— What the task requires —
Copy the listing verbatim, excluding any images found in it.

━━━━

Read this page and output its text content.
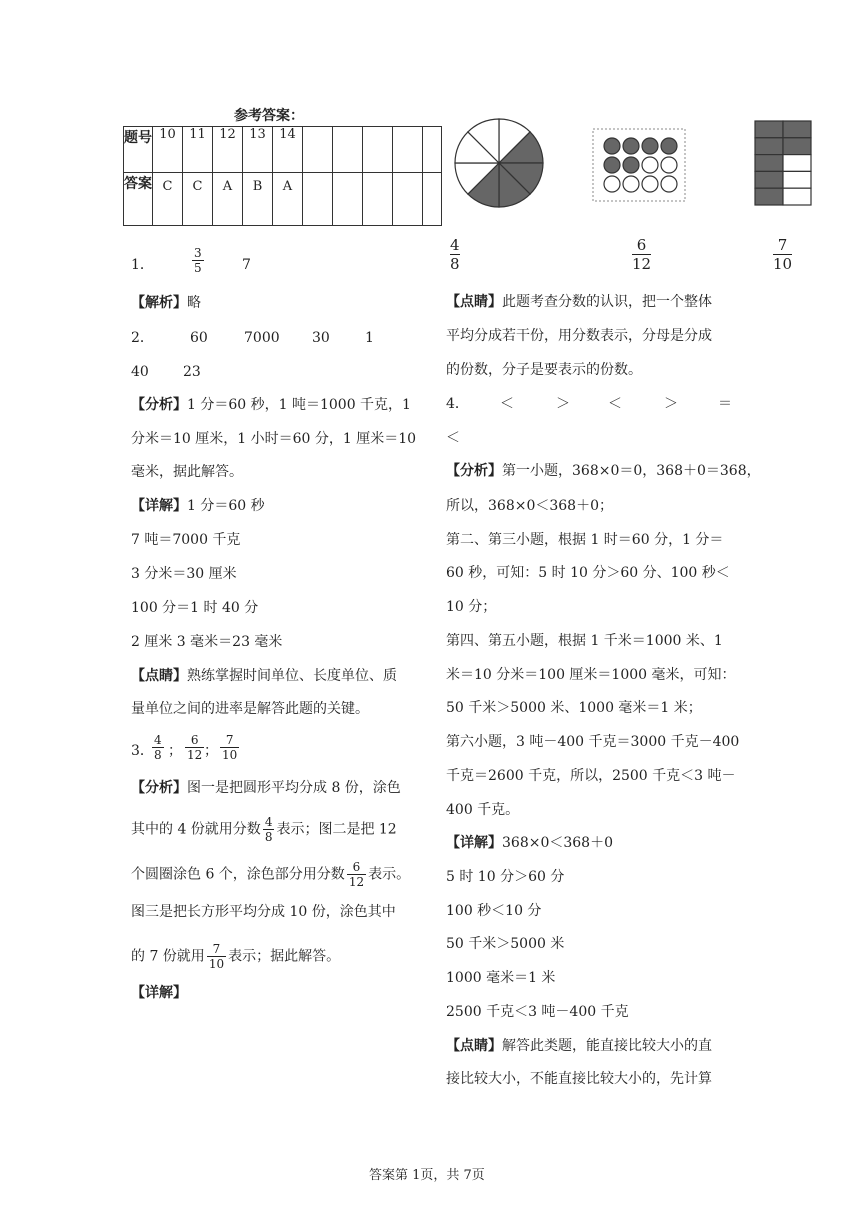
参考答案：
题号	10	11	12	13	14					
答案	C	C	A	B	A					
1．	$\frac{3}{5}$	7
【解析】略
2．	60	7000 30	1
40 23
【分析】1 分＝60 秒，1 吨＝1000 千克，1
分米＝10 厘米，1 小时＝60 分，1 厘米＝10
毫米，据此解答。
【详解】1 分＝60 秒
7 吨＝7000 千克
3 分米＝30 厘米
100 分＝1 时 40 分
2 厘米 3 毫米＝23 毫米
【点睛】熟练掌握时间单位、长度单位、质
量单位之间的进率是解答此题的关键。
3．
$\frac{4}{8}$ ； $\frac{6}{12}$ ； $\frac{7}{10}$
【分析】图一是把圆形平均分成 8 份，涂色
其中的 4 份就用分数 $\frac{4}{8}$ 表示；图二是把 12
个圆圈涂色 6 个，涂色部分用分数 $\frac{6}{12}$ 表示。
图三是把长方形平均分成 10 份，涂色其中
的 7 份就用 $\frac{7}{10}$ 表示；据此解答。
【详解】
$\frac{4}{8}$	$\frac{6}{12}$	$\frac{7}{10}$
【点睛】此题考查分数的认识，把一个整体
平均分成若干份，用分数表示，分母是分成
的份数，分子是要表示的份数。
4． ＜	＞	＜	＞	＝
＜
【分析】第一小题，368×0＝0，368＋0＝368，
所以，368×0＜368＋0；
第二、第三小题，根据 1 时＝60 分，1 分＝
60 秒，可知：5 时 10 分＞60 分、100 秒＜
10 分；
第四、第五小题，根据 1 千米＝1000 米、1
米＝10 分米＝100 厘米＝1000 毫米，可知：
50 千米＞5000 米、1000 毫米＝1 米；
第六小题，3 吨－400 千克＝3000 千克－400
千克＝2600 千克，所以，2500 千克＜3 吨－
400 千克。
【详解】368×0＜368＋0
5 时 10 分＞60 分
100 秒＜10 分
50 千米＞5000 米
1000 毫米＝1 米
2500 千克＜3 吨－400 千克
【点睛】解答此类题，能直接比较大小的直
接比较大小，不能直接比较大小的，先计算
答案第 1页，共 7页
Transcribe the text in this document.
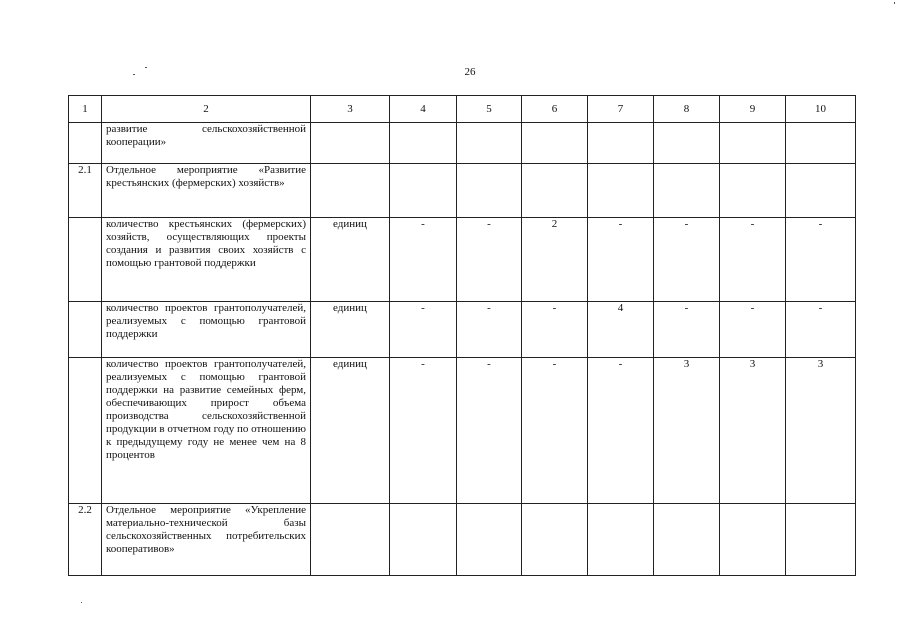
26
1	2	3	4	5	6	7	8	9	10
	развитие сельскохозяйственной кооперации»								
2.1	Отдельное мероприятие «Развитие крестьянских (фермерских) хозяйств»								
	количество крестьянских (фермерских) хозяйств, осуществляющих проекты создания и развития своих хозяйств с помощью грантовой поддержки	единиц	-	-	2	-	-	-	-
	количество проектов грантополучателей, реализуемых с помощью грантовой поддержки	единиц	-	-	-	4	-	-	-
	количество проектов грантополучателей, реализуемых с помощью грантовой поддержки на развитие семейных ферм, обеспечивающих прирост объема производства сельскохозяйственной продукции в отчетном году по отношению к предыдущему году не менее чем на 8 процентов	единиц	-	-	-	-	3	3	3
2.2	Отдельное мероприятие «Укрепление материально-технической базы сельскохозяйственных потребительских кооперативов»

━━━━

— Response to the exercise —
Read this page and output its text content.
参考答案：
题号	10	11	12	13	14					
答案	C	C	A	B	A					
1．	$\frac{3}{5}$	7
【解析】略
2．	60	7000 30	1
40 23
【分析】1 分＝60 秒，1 吨＝1000 千克，1
分米＝10 厘米，1 小时＝60 分，1 厘米＝10
毫米，据此解答。
【详解】1 分＝60 秒
7 吨＝7000 千克
3 分米＝30 厘米
100 分＝1 时 40 分
2 厘米 3 毫米＝23 毫米
【点睛】熟练掌握时间单位、长度单位、质
量单位之间的进率是解答此题的关键。
3．
$\frac{4}{8}$ ； $\frac{6}{12}$ ； $\frac{7}{10}$
【分析】图一是把圆形平均分成 8 份，涂色
其中的 4 份就用分数 $\frac{4}{8}$ 表示；图二是把 12
个圆圈涂色 6 个，涂色部分用分数 $\frac{6}{12}$ 表示。
图三是把长方形平均分成 10 份，涂色其中
的 7 份就用 $\frac{7}{10}$ 表示；据此解答。
【详解】
$\frac{4}{8}$	$\frac{6}{12}$	$\frac{7}{10}$
【点睛】此题考查分数的认识，把一个整体
平均分成若干份，用分数表示，分母是分成
的份数，分子是要表示的份数。
4． ＜	＞	＜	＞	＝
＜
【分析】第一小题，368×0＝0，368＋0＝368，
所以，368×0＜368＋0；
第二、第三小题，根据 1 时＝60 分，1 分＝
60 秒，可知：5 时 10 分＞60 分、100 秒＜
10 分；
第四、第五小题，根据 1 千米＝1000 米、1
米＝10 分米＝100 厘米＝1000 毫米，可知：
50 千米＞5000 米、1000 毫米＝1 米；
第六小题，3 吨－400 千克＝3000 千克－400
千克＝2600 千克，所以，2500 千克＜3 吨－
400 千克。
【详解】368×0＜368＋0
5 时 10 分＞60 分
100 秒＜10 分
50 千米＞5000 米
1000 毫米＝1 米
2500 千克＜3 吨－400 千克
【点睛】解答此类题，能直接比较大小的直
接比较大小，不能直接比较大小的，先计算
答案第 1页，共 7页
Transcribe the text in this document.
26
1	2	3	4	5	6	7	8	9	10
	развитие сельскохозяйственной кооперации»								
2.1	Отдельное мероприятие «Развитие крестьянских (фермерских) хозяйств»								
	количество крестьянских (фермерских) хозяйств, осуществляющих проекты создания и развития своих хозяйств с помощью грантовой поддержки	единиц	-	-	2	-	-	-	-
	количество проектов грантополучателей, реализуемых с помощью грантовой поддержки	единиц	-	-	-	4	-	-	-
	количество проектов грантополучателей, реализуемых с помощью грантовой поддержки на развитие семейных ферм, обеспечивающих прирост объема производства сельскохозяйственной продукции в отчетном году по отношению к предыдущему году не менее чем на 8 процентов	единиц	-	-	-	-	3	3	3
2.2	Отдельное мероприятие «Укрепление материально-технической базы сельскохозяйственных потребительских кооперативов»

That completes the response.